▸ **PROMPT**
Your task is to reproduce the material exactly.

******************************

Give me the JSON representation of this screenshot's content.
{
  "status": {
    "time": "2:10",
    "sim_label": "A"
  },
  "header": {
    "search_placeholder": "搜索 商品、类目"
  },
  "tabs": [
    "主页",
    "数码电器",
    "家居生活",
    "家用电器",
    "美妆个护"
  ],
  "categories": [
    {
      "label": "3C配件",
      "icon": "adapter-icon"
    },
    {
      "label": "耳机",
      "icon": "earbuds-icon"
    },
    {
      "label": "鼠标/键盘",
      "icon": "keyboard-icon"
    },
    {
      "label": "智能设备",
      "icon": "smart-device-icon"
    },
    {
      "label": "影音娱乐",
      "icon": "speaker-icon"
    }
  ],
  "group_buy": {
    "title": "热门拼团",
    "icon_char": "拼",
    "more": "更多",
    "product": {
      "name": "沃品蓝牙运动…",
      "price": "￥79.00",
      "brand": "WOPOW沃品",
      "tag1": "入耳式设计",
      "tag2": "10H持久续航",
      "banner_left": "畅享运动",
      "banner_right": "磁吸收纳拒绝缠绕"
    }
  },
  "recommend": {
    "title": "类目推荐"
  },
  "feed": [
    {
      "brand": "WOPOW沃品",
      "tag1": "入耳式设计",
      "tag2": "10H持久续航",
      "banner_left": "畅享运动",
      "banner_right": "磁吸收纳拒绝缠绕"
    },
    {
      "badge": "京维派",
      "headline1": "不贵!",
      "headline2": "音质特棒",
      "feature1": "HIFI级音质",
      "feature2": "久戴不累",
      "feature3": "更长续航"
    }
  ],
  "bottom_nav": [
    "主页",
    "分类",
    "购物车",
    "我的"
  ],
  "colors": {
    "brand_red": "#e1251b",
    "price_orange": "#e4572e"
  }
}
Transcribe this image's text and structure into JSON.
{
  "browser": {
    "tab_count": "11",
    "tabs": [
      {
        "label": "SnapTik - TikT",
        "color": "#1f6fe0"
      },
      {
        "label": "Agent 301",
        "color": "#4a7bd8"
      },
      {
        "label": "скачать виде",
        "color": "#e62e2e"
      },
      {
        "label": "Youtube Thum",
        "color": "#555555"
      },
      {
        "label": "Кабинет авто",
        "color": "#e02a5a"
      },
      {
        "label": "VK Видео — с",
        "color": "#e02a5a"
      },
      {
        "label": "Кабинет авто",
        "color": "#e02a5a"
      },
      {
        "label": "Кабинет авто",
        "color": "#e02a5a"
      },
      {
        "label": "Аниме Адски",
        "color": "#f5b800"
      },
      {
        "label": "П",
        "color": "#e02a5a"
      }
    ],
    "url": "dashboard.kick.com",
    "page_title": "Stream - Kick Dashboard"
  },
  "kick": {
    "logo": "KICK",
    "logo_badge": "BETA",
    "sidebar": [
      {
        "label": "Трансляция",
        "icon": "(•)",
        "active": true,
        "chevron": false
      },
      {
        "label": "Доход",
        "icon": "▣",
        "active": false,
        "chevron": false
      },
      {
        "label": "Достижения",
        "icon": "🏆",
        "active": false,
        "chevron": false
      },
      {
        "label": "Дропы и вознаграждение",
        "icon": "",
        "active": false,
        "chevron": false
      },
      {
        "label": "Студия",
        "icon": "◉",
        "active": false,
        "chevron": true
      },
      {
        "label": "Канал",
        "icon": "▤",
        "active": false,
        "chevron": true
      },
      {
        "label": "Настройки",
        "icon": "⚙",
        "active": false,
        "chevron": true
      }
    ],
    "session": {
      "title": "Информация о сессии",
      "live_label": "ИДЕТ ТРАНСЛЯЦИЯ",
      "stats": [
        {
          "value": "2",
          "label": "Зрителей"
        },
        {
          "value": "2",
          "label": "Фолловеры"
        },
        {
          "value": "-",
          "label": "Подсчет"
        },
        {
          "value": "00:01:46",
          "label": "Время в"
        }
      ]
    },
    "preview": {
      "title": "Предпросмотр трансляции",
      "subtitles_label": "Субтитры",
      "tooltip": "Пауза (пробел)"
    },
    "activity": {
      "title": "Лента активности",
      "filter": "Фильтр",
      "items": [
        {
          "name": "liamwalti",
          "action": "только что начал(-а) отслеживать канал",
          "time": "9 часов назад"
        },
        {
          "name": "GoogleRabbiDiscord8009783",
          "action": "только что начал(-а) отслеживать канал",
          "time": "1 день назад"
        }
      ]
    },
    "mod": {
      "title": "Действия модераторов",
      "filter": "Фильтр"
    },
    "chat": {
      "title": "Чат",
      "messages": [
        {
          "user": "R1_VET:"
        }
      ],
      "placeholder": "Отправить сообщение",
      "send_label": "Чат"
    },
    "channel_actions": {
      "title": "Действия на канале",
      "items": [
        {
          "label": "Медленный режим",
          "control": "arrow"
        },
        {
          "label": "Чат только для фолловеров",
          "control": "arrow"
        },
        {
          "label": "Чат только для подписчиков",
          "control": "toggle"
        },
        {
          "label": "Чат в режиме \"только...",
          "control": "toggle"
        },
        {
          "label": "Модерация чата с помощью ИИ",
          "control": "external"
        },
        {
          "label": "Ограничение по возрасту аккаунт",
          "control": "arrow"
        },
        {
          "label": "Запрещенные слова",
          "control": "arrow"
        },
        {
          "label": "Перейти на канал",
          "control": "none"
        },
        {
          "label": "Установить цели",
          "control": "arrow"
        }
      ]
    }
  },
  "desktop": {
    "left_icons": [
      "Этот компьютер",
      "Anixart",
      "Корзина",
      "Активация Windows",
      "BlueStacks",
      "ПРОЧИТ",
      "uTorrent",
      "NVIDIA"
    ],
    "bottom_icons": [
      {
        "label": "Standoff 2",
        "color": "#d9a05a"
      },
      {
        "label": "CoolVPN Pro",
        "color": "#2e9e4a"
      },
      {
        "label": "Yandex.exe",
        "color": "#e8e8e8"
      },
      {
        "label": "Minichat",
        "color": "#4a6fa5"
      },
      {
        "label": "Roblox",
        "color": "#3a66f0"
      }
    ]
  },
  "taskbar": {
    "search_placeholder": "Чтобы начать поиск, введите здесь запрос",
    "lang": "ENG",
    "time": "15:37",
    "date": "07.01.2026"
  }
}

******************************

▸ **WRITTEN SOLUTION**
Give me the JSON representation of this screenshot's content.
{
  "status": {
    "time": "2:10",
    "sim_label": "A"
  },
  "header": {
    "search_placeholder": "搜索 商品、类目"
  },
  "tabs": [
    "主页",
    "数码电器",
    "家居生活",
    "家用电器",
    "美妆个护"
  ],
  "categories": [
    {
      "label": "3C配件",
      "icon": "adapter-icon"
    },
    {
      "label": "耳机",
      "icon": "earbuds-icon"
    },
    {
      "label": "鼠标/键盘",
      "icon": "keyboard-icon"
    },
    {
      "label": "智能设备",
      "icon": "smart-device-icon"
    },
    {
      "label": "影音娱乐",
      "icon": "speaker-icon"
    }
  ],
  "group_buy": {
    "title": "热门拼团",
    "icon_char": "拼",
    "more": "更多",
    "product": {
      "name": "沃品蓝牙运动…",
      "price": "￥79.00",
      "brand": "WOPOW沃品",
      "tag1": "入耳式设计",
      "tag2": "10H持久续航",
      "banner_left": "畅享运动",
      "banner_right": "磁吸收纳拒绝缠绕"
    }
  },
  "recommend": {
    "title": "类目推荐"
  },
  "feed": [
    {
      "brand": "WOPOW沃品",
      "tag1": "入耳式设计",
      "tag2": "10H持久续航",
      "banner_left": "畅享运动",
      "banner_right": "磁吸收纳拒绝缠绕"
    },
    {
      "badge": "京维派",
      "headline1": "不贵!",
      "headline2": "音质特棒",
      "feature1": "HIFI级音质",
      "feature2": "久戴不累",
      "feature3": "更长续航"
    }
  ],
  "bottom_nav": [
    "主页",
    "分类",
    "购物车",
    "我的"
  ],
  "colors": {
    "brand_red": "#e1251b",
    "price_orange": "#e4572e"
  }
}
Transcribe this image's text and structure into JSON.
{
  "browser": {
    "tab_count": "11",
    "tabs": [
      {
        "label": "SnapTik - TikT",
        "color": "#1f6fe0"
      },
      {
        "label": "Agent 301",
        "color": "#4a7bd8"
      },
      {
        "label": "скачать виде",
        "color": "#e62e2e"
      },
      {
        "label": "Youtube Thum",
        "color": "#555555"
      },
      {
        "label": "Кабинет авто",
        "color": "#e02a5a"
      },
      {
        "label": "VK Видео — с",
        "color": "#e02a5a"
      },
      {
        "label": "Кабинет авто",
        "color": "#e02a5a"
      },
      {
        "label": "Кабинет авто",
        "color": "#e02a5a"
      },
      {
        "label": "Аниме Адски",
        "color": "#f5b800"
      },
      {
        "label": "П",
        "color": "#e02a5a"
      }
    ],
    "url": "dashboard.kick.com",
    "page_title": "Stream - Kick Dashboard"
  },
  "kick": {
    "logo": "KICK",
    "logo_badge": "BETA",
    "sidebar": [
      {
        "label": "Трансляция",
        "icon": "(•)",
        "active": true,
        "chevron": false
      },
      {
        "label": "Доход",
        "icon": "▣",
        "active": false,
        "chevron": false
      },
      {
        "label": "Достижения",
        "icon": "🏆",
        "active": false,
        "chevron": false
      },
      {
        "label": "Дропы и вознаграждение",
        "icon": "",
        "active": false,
        "chevron": false
      },
      {
        "label": "Студия",
        "icon": "◉",
        "active": false,
        "chevron": true
      },
      {
        "label": "Канал",
        "icon": "▤",
        "active": false,
        "chevron": true
      },
      {
        "label": "Настройки",
        "icon": "⚙",
        "active": false,
        "chevron": true
      }
    ],
    "session": {
      "title": "Информация о сессии",
      "live_label": "ИДЕТ ТРАНСЛЯЦИЯ",
      "stats": [
        {
          "value": "2",
          "label": "Зрителей"
        },
        {
          "value": "2",
          "label": "Фолловеры"
        },
        {
          "value": "-",
          "label": "Подсчет"
        },
        {
          "value": "00:01:46",
          "label": "Время в"
        }
      ]
    },
    "preview": {
      "title": "Предпросмотр трансляции",
      "subtitles_label": "Субтитры",
      "tooltip": "Пауза (пробел)"
    },
    "activity": {
      "title": "Лента активности",
      "filter": "Фильтр",
      "items": [
        {
          "name": "liamwalti",
          "action": "только что начал(-а) отслеживать канал",
          "time": "9 часов назад"
        },
        {
          "name": "GoogleRabbiDiscord8009783",
          "action": "только что начал(-а) отслеживать канал",
          "time": "1 день назад"
        }
      ]
    },
    "mod": {
      "title": "Действия модераторов",
      "filter": "Фильтр"
    },
    "chat": {
      "title": "Чат",
      "messages": [
        {
          "user": "R1_VET:"
        }
      ],
      "placeholder": "Отправить сообщение",
      "send_label": "Чат"
    },
    "channel_actions": {
      "title": "Действия на канале",
      "items": [
        {
          "label": "Медленный режим",
          "control": "arrow"
        },
        {
          "label": "Чат только для фолловеров",
          "control": "arrow"
        },
        {
          "label": "Чат только для подписчиков",
          "control": "toggle"
        },
        {
          "label": "Чат в режиме \"только...",
          "control": "toggle"
        },
        {
          "label": "Модерация чата с помощью ИИ",
          "control": "external"
        },
        {
          "label": "Ограничение по возрасту аккаунт",
          "control": "arrow"
        },
        {
          "label": "Запрещенные слова",
          "control": "arrow"
        },
        {
          "label": "Перейти на канал",
          "control": "none"
        },
        {
          "label": "Установить цели",
          "control": "arrow"
        }
      ]
    }
  },
  "desktop": {
    "left_icons": [
      "Этот компьютер",
      "Anixart",
      "Корзина",
      "Активация Windows",
      "BlueStacks",
      "ПРОЧИТ",
      "uTorrent",
      "NVIDIA"
    ],
    "bottom_icons": [
      {
        "label": "Standoff 2",
        "color": "#d9a05a"
      },
      {
        "label": "CoolVPN Pro",
        "color": "#2e9e4a"
      },
      {
        "label": "Yandex.exe",
        "color": "#e8e8e8"
      },
      {
        "label": "Minichat",
        "color": "#4a6fa5"
      },
      {
        "label": "Roblox",
        "color": "#3a66f0"
      }
    ]
  },
  "taskbar": {
    "search_placeholder": "Чтобы начать поиск, введите здесь запрос",
    "lang": "ENG",
    "time": "15:37",
    "date": "07.01.2026"
  }
}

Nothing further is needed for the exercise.